WRITTEN TASK:
Images are not part of the copy; write out the rest of the data exactly as given.

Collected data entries
########################################

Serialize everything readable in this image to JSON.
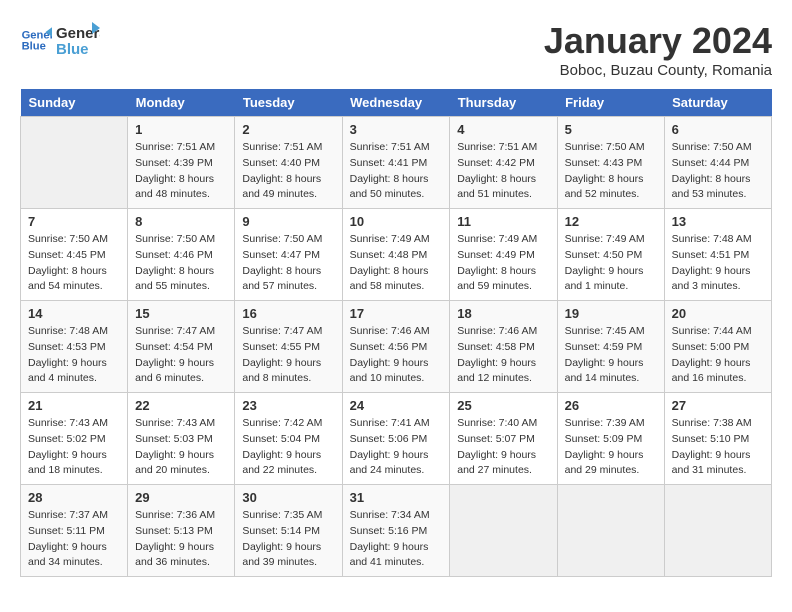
{
  "header": {
    "logo_line1": "General",
    "logo_line2": "Blue",
    "month_title": "January 2024",
    "subtitle": "Boboc, Buzau County, Romania"
  },
  "weekdays": [
    "Sunday",
    "Monday",
    "Tuesday",
    "Wednesday",
    "Thursday",
    "Friday",
    "Saturday"
  ],
  "weeks": [
    [
      {
        "day": "",
        "info": ""
      },
      {
        "day": "1",
        "info": "Sunrise: 7:51 AM\nSunset: 4:39 PM\nDaylight: 8 hours\nand 48 minutes."
      },
      {
        "day": "2",
        "info": "Sunrise: 7:51 AM\nSunset: 4:40 PM\nDaylight: 8 hours\nand 49 minutes."
      },
      {
        "day": "3",
        "info": "Sunrise: 7:51 AM\nSunset: 4:41 PM\nDaylight: 8 hours\nand 50 minutes."
      },
      {
        "day": "4",
        "info": "Sunrise: 7:51 AM\nSunset: 4:42 PM\nDaylight: 8 hours\nand 51 minutes."
      },
      {
        "day": "5",
        "info": "Sunrise: 7:50 AM\nSunset: 4:43 PM\nDaylight: 8 hours\nand 52 minutes."
      },
      {
        "day": "6",
        "info": "Sunrise: 7:50 AM\nSunset: 4:44 PM\nDaylight: 8 hours\nand 53 minutes."
      }
    ],
    [
      {
        "day": "7",
        "info": "Sunrise: 7:50 AM\nSunset: 4:45 PM\nDaylight: 8 hours\nand 54 minutes."
      },
      {
        "day": "8",
        "info": "Sunrise: 7:50 AM\nSunset: 4:46 PM\nDaylight: 8 hours\nand 55 minutes."
      },
      {
        "day": "9",
        "info": "Sunrise: 7:50 AM\nSunset: 4:47 PM\nDaylight: 8 hours\nand 57 minutes."
      },
      {
        "day": "10",
        "info": "Sunrise: 7:49 AM\nSunset: 4:48 PM\nDaylight: 8 hours\nand 58 minutes."
      },
      {
        "day": "11",
        "info": "Sunrise: 7:49 AM\nSunset: 4:49 PM\nDaylight: 8 hours\nand 59 minutes."
      },
      {
        "day": "12",
        "info": "Sunrise: 7:49 AM\nSunset: 4:50 PM\nDaylight: 9 hours\nand 1 minute."
      },
      {
        "day": "13",
        "info": "Sunrise: 7:48 AM\nSunset: 4:51 PM\nDaylight: 9 hours\nand 3 minutes."
      }
    ],
    [
      {
        "day": "14",
        "info": "Sunrise: 7:48 AM\nSunset: 4:53 PM\nDaylight: 9 hours\nand 4 minutes."
      },
      {
        "day": "15",
        "info": "Sunrise: 7:47 AM\nSunset: 4:54 PM\nDaylight: 9 hours\nand 6 minutes."
      },
      {
        "day": "16",
        "info": "Sunrise: 7:47 AM\nSunset: 4:55 PM\nDaylight: 9 hours\nand 8 minutes."
      },
      {
        "day": "17",
        "info": "Sunrise: 7:46 AM\nSunset: 4:56 PM\nDaylight: 9 hours\nand 10 minutes."
      },
      {
        "day": "18",
        "info": "Sunrise: 7:46 AM\nSunset: 4:58 PM\nDaylight: 9 hours\nand 12 minutes."
      },
      {
        "day": "19",
        "info": "Sunrise: 7:45 AM\nSunset: 4:59 PM\nDaylight: 9 hours\nand 14 minutes."
      },
      {
        "day": "20",
        "info": "Sunrise: 7:44 AM\nSunset: 5:00 PM\nDaylight: 9 hours\nand 16 minutes."
      }
    ],
    [
      {
        "day": "21",
        "info": "Sunrise: 7:43 AM\nSunset: 5:02 PM\nDaylight: 9 hours\nand 18 minutes."
      },
      {
        "day": "22",
        "info": "Sunrise: 7:43 AM\nSunset: 5:03 PM\nDaylight: 9 hours\nand 20 minutes."
      },
      {
        "day": "23",
        "info": "Sunrise: 7:42 AM\nSunset: 5:04 PM\nDaylight: 9 hours\nand 22 minutes."
      },
      {
        "day": "24",
        "info": "Sunrise: 7:41 AM\nSunset: 5:06 PM\nDaylight: 9 hours\nand 24 minutes."
      },
      {
        "day": "25",
        "info": "Sunrise: 7:40 AM\nSunset: 5:07 PM\nDaylight: 9 hours\nand 27 minutes."
      },
      {
        "day": "26",
        "info": "Sunrise: 7:39 AM\nSunset: 5:09 PM\nDaylight: 9 hours\nand 29 minutes."
      },
      {
        "day": "27",
        "info": "Sunrise: 7:38 AM\nSunset: 5:10 PM\nDaylight: 9 hours\nand 31 minutes."
      }
    ],
    [
      {
        "day": "28",
        "info": "Sunrise: 7:37 AM\nSunset: 5:11 PM\nDaylight: 9 hours\nand 34 minutes."
      },
      {
        "day": "29",
        "info": "Sunrise: 7:36 AM\nSunset: 5:13 PM\nDaylight: 9 hours\nand 36 minutes."
      },
      {
        "day": "30",
        "info": "Sunrise: 7:35 AM\nSunset: 5:14 PM\nDaylight: 9 hours\nand 39 minutes."
      },
      {
        "day": "31",
        "info": "Sunrise: 7:34 AM\nSunset: 5:16 PM\nDaylight: 9 hours\nand 41 minutes."
      },
      {
        "day": "",
        "info": ""
      },
      {
        "day": "",
        "info": ""
      },
      {
        "day": "",
        "info": ""
      }
    ]
  ]
}
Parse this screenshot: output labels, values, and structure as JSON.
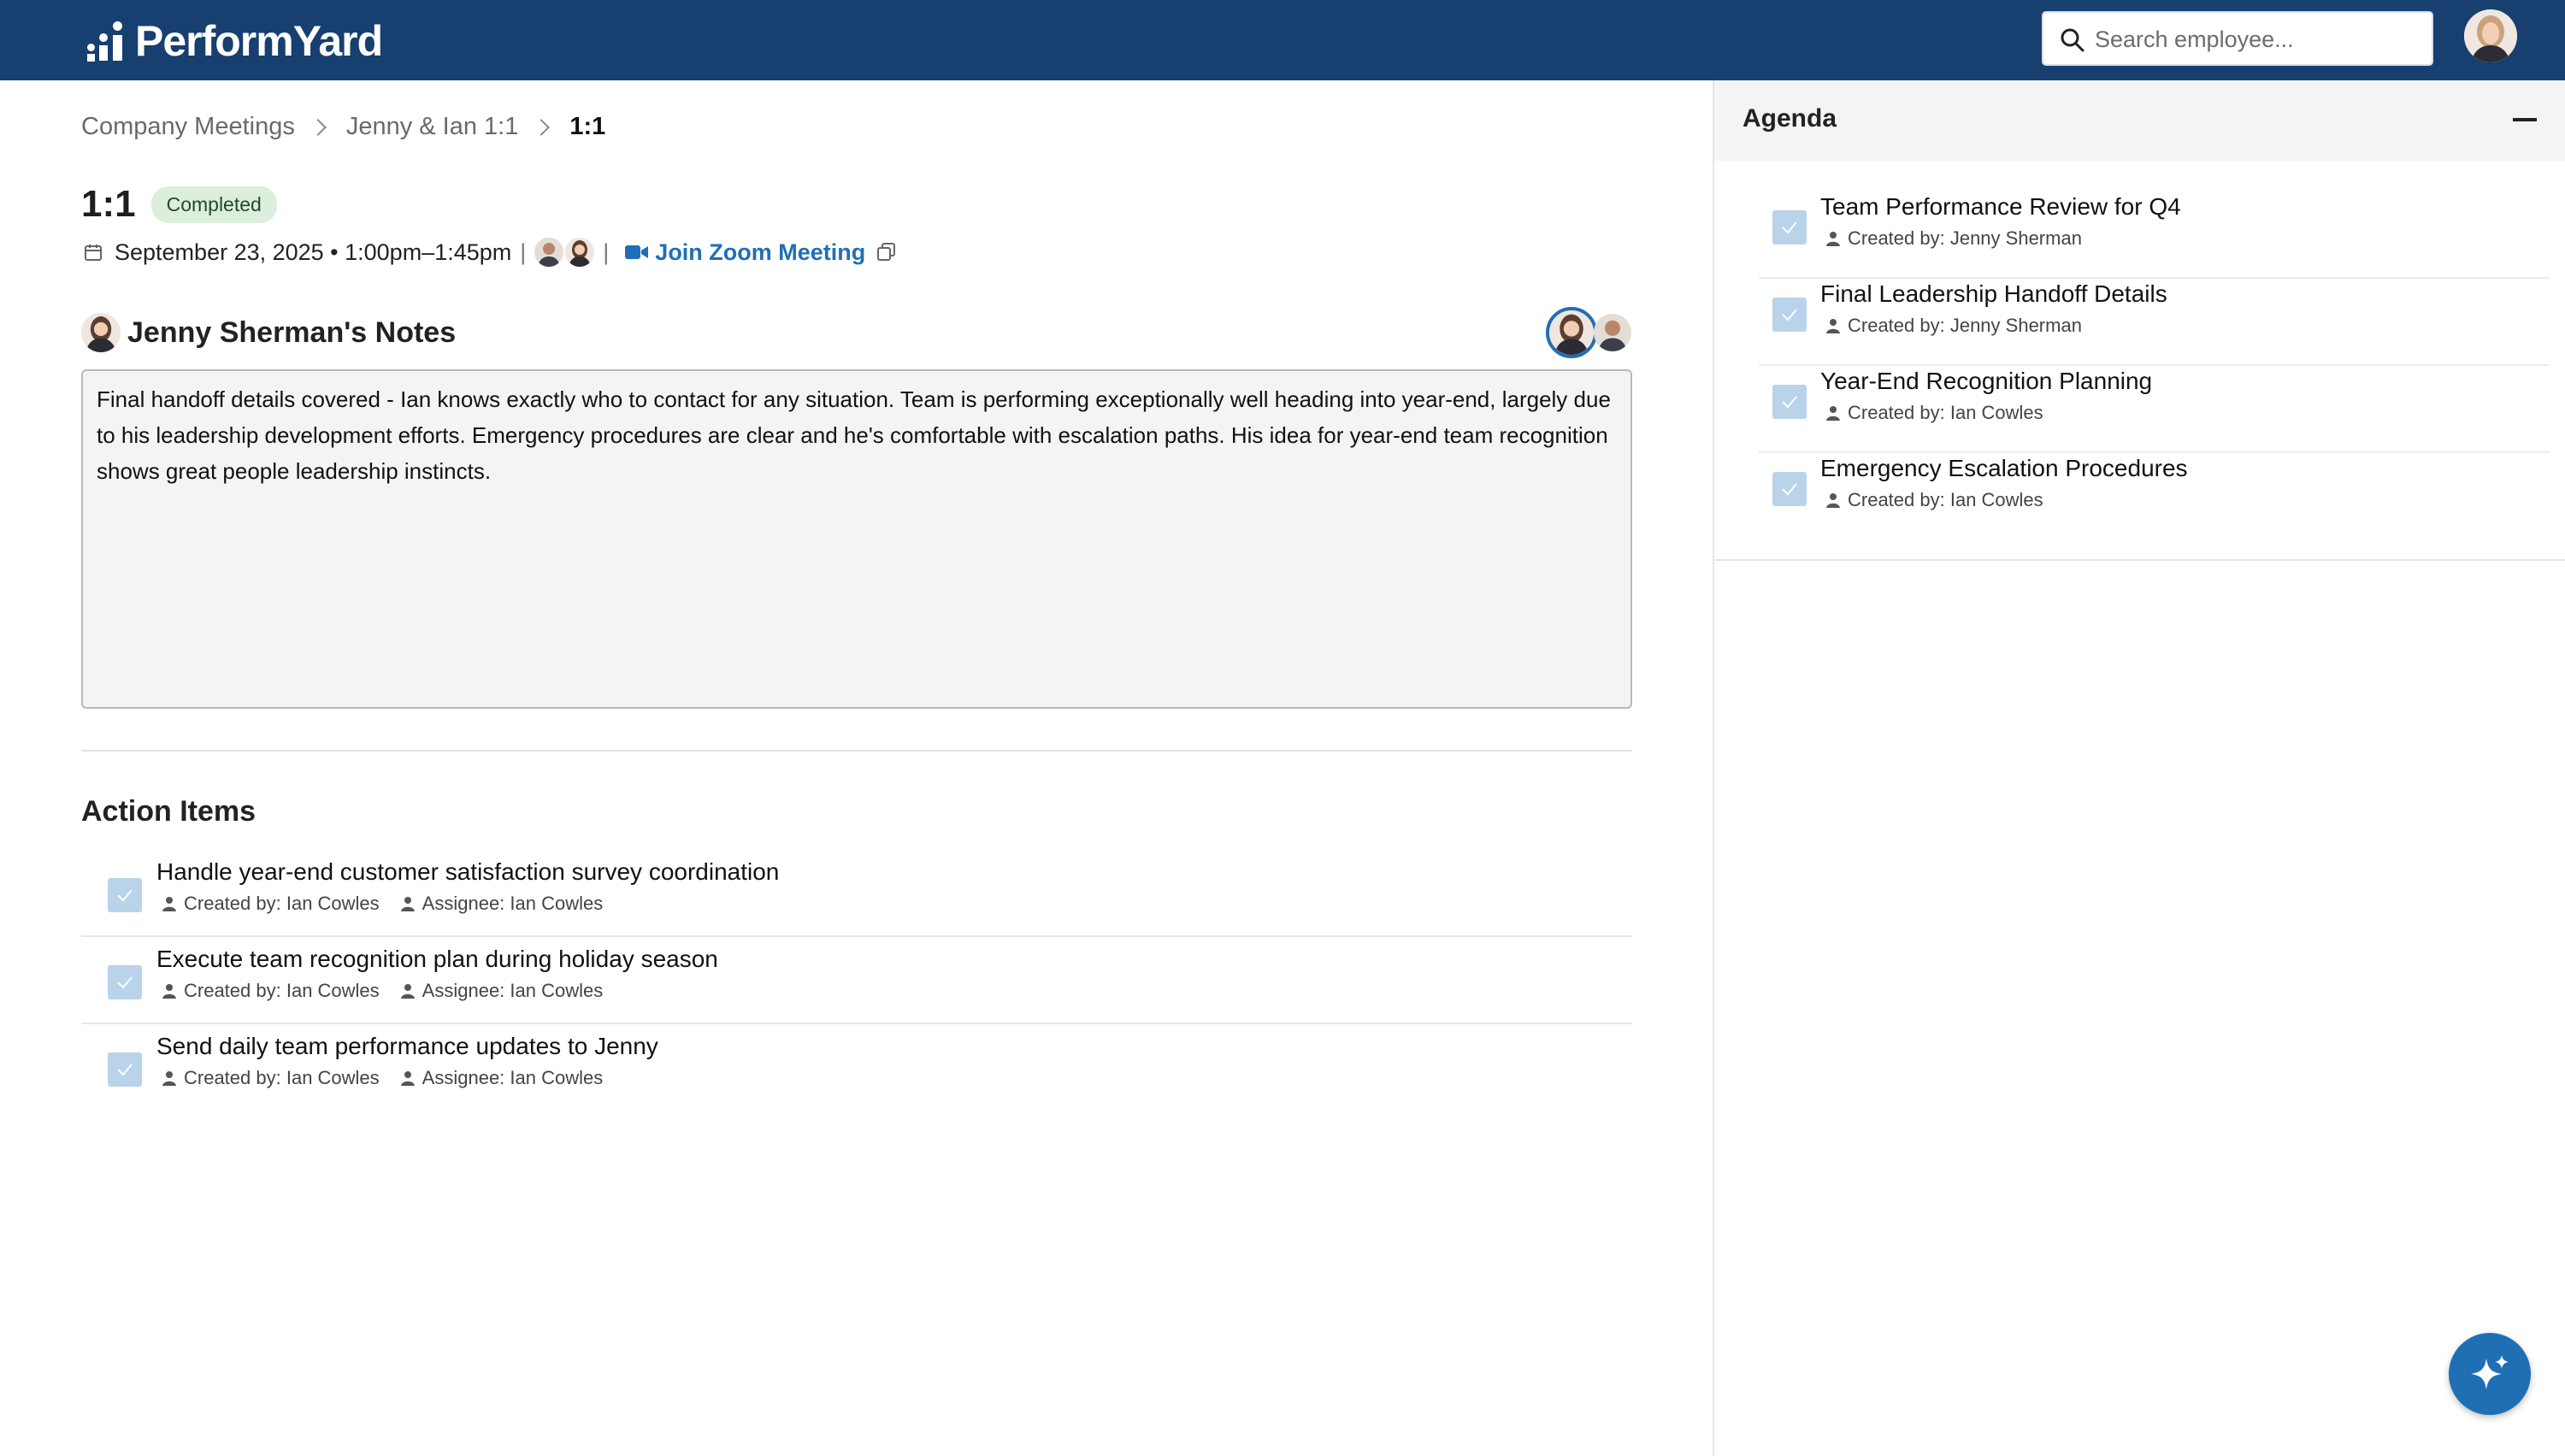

########################################

SOLUTION:
Serialize everything readable in this image to JSON.
{
  "header": {
    "logo_line1": "General",
    "logo_line2": "Blue",
    "month_title": "January 2024",
    "subtitle": "Boboc, Buzau County, Romania"
  },
  "weekdays": [
    "Sunday",
    "Monday",
    "Tuesday",
    "Wednesday",
    "Thursday",
    "Friday",
    "Saturday"
  ],
  "weeks": [
    [
      {
        "day": "",
        "info": ""
      },
      {
        "day": "1",
        "info": "Sunrise: 7:51 AM\nSunset: 4:39 PM\nDaylight: 8 hours\nand 48 minutes."
      },
      {
        "day": "2",
        "info": "Sunrise: 7:51 AM\nSunset: 4:40 PM\nDaylight: 8 hours\nand 49 minutes."
      },
      {
        "day": "3",
        "info": "Sunrise: 7:51 AM\nSunset: 4:41 PM\nDaylight: 8 hours\nand 50 minutes."
      },
      {
        "day": "4",
        "info": "Sunrise: 7:51 AM\nSunset: 4:42 PM\nDaylight: 8 hours\nand 51 minutes."
      },
      {
        "day": "5",
        "info": "Sunrise: 7:50 AM\nSunset: 4:43 PM\nDaylight: 8 hours\nand 52 minutes."
      },
      {
        "day": "6",
        "info": "Sunrise: 7:50 AM\nSunset: 4:44 PM\nDaylight: 8 hours\nand 53 minutes."
      }
    ],
    [
      {
        "day": "7",
        "info": "Sunrise: 7:50 AM\nSunset: 4:45 PM\nDaylight: 8 hours\nand 54 minutes."
      },
      {
        "day": "8",
        "info": "Sunrise: 7:50 AM\nSunset: 4:46 PM\nDaylight: 8 hours\nand 55 minutes."
      },
      {
        "day": "9",
        "info": "Sunrise: 7:50 AM\nSunset: 4:47 PM\nDaylight: 8 hours\nand 57 minutes."
      },
      {
        "day": "10",
        "info": "Sunrise: 7:49 AM\nSunset: 4:48 PM\nDaylight: 8 hours\nand 58 minutes."
      },
      {
        "day": "11",
        "info": "Sunrise: 7:49 AM\nSunset: 4:49 PM\nDaylight: 8 hours\nand 59 minutes."
      },
      {
        "day": "12",
        "info": "Sunrise: 7:49 AM\nSunset: 4:50 PM\nDaylight: 9 hours\nand 1 minute."
      },
      {
        "day": "13",
        "info": "Sunrise: 7:48 AM\nSunset: 4:51 PM\nDaylight: 9 hours\nand 3 minutes."
      }
    ],
    [
      {
        "day": "14",
        "info": "Sunrise: 7:48 AM\nSunset: 4:53 PM\nDaylight: 9 hours\nand 4 minutes."
      },
      {
        "day": "15",
        "info": "Sunrise: 7:47 AM\nSunset: 4:54 PM\nDaylight: 9 hours\nand 6 minutes."
      },
      {
        "day": "16",
        "info": "Sunrise: 7:47 AM\nSunset: 4:55 PM\nDaylight: 9 hours\nand 8 minutes."
      },
      {
        "day": "17",
        "info": "Sunrise: 7:46 AM\nSunset: 4:56 PM\nDaylight: 9 hours\nand 10 minutes."
      },
      {
        "day": "18",
        "info": "Sunrise: 7:46 AM\nSunset: 4:58 PM\nDaylight: 9 hours\nand 12 minutes."
      },
      {
        "day": "19",
        "info": "Sunrise: 7:45 AM\nSunset: 4:59 PM\nDaylight: 9 hours\nand 14 minutes."
      },
      {
        "day": "20",
        "info": "Sunrise: 7:44 AM\nSunset: 5:00 PM\nDaylight: 9 hours\nand 16 minutes."
      }
    ],
    [
      {
        "day": "21",
        "info": "Sunrise: 7:43 AM\nSunset: 5:02 PM\nDaylight: 9 hours\nand 18 minutes."
      },
      {
        "day": "22",
        "info": "Sunrise: 7:43 AM\nSunset: 5:03 PM\nDaylight: 9 hours\nand 20 minutes."
      },
      {
        "day": "23",
        "info": "Sunrise: 7:42 AM\nSunset: 5:04 PM\nDaylight: 9 hours\nand 22 minutes."
      },
      {
        "day": "24",
        "info": "Sunrise: 7:41 AM\nSunset: 5:06 PM\nDaylight: 9 hours\nand 24 minutes."
      },
      {
        "day": "25",
        "info": "Sunrise: 7:40 AM\nSunset: 5:07 PM\nDaylight: 9 hours\nand 27 minutes."
      },
      {
        "day": "26",
        "info": "Sunrise: 7:39 AM\nSunset: 5:09 PM\nDaylight: 9 hours\nand 29 minutes."
      },
      {
        "day": "27",
        "info": "Sunrise: 7:38 AM\nSunset: 5:10 PM\nDaylight: 9 hours\nand 31 minutes."
      }
    ],
    [
      {
        "day": "28",
        "info": "Sunrise: 7:37 AM\nSunset: 5:11 PM\nDaylight: 9 hours\nand 34 minutes."
      },
      {
        "day": "29",
        "info": "Sunrise: 7:36 AM\nSunset: 5:13 PM\nDaylight: 9 hours\nand 36 minutes."
      },
      {
        "day": "30",
        "info": "Sunrise: 7:35 AM\nSunset: 5:14 PM\nDaylight: 9 hours\nand 39 minutes."
      },
      {
        "day": "31",
        "info": "Sunrise: 7:34 AM\nSunset: 5:16 PM\nDaylight: 9 hours\nand 41 minutes."
      },
      {
        "day": "",
        "info": ""
      },
      {
        "day": "",
        "info": ""
      },
      {
        "day": "",
        "info": ""
      }
    ]
  ]
}
Parse this screenshot: output labels, values, and structure as JSON.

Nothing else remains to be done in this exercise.